Stored data:
....................

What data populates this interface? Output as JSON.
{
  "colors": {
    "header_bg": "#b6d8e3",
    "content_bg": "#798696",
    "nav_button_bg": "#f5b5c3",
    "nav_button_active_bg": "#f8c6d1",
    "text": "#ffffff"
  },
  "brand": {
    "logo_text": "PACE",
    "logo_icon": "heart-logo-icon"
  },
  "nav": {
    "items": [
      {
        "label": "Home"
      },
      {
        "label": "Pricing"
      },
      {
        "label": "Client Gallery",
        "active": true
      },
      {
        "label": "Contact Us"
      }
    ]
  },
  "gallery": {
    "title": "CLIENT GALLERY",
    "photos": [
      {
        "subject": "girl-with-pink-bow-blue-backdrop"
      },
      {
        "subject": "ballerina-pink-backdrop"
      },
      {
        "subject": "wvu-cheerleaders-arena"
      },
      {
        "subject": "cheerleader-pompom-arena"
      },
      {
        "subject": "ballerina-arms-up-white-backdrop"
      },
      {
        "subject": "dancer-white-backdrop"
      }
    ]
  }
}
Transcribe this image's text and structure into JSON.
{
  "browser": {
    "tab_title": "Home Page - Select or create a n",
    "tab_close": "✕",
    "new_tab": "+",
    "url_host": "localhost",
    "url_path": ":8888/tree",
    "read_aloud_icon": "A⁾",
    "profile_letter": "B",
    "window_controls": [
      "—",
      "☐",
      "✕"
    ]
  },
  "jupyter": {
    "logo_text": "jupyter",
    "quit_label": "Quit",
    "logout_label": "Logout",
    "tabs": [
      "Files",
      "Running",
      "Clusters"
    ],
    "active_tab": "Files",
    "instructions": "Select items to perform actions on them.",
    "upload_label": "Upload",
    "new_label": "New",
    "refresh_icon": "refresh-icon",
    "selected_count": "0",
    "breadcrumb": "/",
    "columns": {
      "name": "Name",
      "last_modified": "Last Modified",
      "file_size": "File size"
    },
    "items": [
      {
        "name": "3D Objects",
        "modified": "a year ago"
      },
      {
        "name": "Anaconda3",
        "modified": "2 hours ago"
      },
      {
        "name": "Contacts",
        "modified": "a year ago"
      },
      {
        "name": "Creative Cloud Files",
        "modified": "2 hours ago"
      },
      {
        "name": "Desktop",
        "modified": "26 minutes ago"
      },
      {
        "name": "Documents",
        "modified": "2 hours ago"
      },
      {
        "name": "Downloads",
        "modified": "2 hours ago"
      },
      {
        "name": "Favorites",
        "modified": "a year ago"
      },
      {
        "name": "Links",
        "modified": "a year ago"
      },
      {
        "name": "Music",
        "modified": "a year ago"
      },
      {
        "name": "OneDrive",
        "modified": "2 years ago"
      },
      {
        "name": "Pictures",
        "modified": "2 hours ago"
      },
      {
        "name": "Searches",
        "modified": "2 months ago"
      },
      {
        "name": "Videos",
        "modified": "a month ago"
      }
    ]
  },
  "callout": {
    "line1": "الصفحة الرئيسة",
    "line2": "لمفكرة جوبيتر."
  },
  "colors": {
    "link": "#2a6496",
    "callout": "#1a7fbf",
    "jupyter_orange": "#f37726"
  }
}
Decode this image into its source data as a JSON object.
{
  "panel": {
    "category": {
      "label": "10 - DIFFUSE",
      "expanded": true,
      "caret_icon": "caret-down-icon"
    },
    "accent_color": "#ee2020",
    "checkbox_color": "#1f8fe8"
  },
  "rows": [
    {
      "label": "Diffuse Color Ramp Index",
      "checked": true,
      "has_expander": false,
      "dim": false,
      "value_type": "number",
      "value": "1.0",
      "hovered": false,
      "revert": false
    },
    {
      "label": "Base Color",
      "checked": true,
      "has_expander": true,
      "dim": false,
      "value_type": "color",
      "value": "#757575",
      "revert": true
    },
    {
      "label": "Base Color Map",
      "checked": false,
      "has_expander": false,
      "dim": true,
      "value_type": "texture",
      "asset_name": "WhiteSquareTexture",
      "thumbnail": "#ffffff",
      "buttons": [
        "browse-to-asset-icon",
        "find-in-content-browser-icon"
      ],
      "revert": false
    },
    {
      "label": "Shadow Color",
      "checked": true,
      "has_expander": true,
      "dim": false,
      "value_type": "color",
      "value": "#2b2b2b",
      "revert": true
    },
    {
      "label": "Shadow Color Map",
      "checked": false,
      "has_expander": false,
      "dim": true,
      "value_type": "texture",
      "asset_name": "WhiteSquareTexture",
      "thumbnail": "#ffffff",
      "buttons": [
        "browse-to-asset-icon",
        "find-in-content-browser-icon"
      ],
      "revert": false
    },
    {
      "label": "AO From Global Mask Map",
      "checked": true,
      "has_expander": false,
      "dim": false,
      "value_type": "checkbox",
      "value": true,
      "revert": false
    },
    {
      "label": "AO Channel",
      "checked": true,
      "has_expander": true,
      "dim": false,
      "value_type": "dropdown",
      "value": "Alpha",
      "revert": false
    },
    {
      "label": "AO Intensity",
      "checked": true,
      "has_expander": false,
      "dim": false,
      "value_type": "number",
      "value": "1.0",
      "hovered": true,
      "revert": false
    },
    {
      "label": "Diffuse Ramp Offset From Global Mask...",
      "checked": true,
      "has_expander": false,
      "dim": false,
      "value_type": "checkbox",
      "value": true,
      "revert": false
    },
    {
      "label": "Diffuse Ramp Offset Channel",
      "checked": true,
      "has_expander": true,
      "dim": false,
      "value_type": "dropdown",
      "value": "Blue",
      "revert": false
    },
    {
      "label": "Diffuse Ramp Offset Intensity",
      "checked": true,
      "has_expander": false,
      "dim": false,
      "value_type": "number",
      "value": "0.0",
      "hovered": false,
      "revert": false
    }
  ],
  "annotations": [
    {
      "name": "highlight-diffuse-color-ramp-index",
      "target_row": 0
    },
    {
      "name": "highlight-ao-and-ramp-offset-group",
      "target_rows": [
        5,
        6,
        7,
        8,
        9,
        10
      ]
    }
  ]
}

....................

= Exercise goal =
Scan the listing above and copy all lines containing the word "subject".

= Answer for this exercise =
        "subject": "girl-with-pink-bow-blue-backdrop"
        "subject": "ballerina-pink-backdrop"
        "subject": "wvu-cheerleaders-arena"
        "subject": "cheerleader-pompom-arena"
        "subject": "ballerina-arms-up-white-backdrop"
        "subject": "dancer-white-backdrop"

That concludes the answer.